- EXERCISE DESCRIPTION
Copy every line from the data below in which the string "станция" can be found.

- RECORD SET

[start]

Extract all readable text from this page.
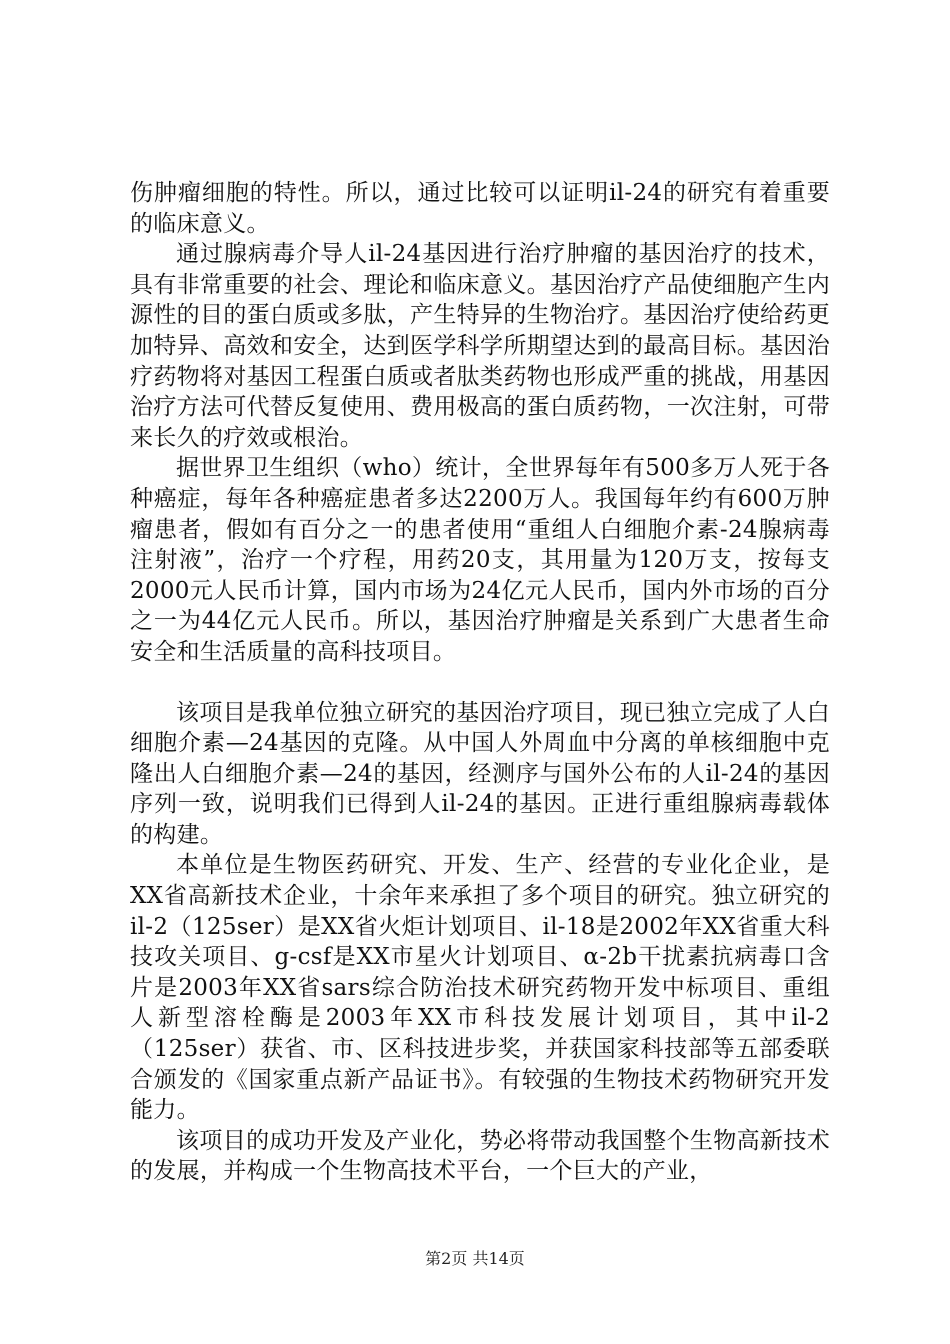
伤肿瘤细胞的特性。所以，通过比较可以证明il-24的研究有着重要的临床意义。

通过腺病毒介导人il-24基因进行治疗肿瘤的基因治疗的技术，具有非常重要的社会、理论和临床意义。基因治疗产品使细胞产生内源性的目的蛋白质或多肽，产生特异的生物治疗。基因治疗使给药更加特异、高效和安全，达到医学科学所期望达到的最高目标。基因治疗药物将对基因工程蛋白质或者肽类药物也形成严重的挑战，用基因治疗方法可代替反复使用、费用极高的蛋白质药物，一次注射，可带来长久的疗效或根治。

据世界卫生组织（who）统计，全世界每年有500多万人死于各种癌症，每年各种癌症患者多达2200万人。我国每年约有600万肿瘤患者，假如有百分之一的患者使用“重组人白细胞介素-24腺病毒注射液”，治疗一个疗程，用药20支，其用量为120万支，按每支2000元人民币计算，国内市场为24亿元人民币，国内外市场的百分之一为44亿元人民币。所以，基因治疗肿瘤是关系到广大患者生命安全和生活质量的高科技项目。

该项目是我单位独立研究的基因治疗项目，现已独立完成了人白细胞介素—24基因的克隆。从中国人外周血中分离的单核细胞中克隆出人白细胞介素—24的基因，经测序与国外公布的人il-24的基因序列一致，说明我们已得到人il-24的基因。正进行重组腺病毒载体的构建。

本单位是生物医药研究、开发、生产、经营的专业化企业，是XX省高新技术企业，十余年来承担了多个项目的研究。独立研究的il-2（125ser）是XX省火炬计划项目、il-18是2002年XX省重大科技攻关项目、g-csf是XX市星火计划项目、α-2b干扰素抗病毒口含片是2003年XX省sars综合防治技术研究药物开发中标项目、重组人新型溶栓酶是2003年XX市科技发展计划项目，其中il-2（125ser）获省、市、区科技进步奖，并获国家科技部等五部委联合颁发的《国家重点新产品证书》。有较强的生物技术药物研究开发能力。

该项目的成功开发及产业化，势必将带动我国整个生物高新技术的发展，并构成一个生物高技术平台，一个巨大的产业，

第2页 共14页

[end]
[start]

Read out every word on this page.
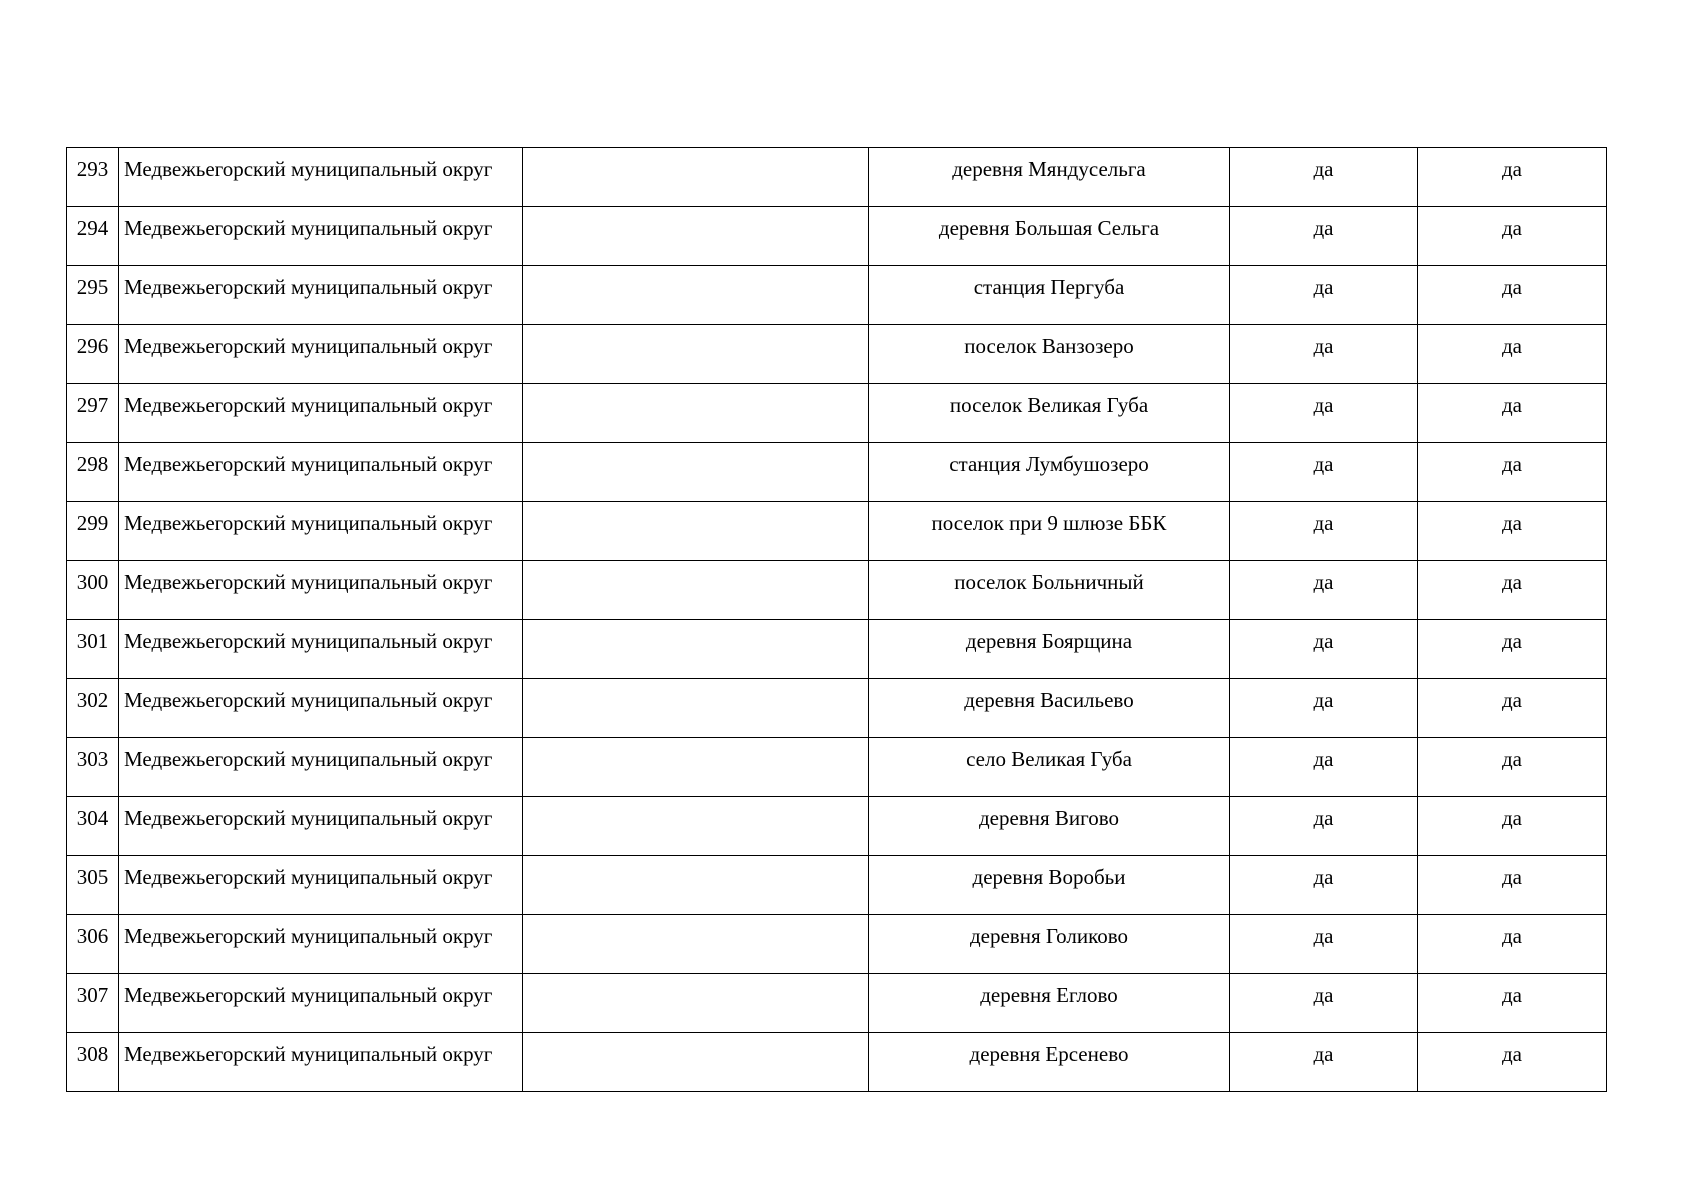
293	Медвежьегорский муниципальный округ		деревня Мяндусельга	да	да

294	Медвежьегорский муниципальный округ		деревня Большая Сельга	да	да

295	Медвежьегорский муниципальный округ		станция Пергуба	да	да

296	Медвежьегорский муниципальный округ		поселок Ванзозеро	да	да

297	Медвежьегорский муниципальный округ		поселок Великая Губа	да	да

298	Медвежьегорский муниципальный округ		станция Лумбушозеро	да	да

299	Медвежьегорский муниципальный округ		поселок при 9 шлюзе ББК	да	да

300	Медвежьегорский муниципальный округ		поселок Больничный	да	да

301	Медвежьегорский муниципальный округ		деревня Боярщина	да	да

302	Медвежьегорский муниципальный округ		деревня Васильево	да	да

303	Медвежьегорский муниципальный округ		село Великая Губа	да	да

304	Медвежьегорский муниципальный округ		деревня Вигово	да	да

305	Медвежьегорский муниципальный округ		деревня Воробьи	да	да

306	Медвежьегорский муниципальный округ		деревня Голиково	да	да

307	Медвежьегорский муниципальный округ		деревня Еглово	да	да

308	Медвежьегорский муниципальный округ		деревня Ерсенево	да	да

[end]

- ANSWER TO THIS TASK
295	Медвежьегорский муниципальный округ		станция Пергуба	да	да
298	Медвежьегорский муниципальный округ		станция Лумбушозеро	да	да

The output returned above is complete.